# [TO DO]
Present every line in which the string "吃啥都行" appears.

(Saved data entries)

· · · ·

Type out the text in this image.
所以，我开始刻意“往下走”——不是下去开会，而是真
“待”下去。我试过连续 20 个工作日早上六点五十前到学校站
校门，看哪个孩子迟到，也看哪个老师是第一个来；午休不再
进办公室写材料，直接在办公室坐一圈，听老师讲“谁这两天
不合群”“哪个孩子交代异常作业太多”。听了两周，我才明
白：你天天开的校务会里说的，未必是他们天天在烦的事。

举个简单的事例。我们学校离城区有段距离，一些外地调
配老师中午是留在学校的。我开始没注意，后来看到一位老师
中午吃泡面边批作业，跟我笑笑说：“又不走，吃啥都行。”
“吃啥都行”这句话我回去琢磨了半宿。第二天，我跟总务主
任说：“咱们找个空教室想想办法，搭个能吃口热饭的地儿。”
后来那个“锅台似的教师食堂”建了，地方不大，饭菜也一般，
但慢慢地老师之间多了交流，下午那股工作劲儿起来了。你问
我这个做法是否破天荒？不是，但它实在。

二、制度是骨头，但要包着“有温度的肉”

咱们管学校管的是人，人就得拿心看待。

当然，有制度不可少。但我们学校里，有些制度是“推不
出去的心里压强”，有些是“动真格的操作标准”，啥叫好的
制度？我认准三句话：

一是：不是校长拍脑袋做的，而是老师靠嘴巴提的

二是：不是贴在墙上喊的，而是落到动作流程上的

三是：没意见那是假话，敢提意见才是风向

· · · ·

# [RESPONSE BELOW]
中午吃泡面边批作业，跟我笑笑说：“又不走，吃啥都行。”
“吃啥都行”这句话我回去琢磨了半宿。第二天，我跟总务主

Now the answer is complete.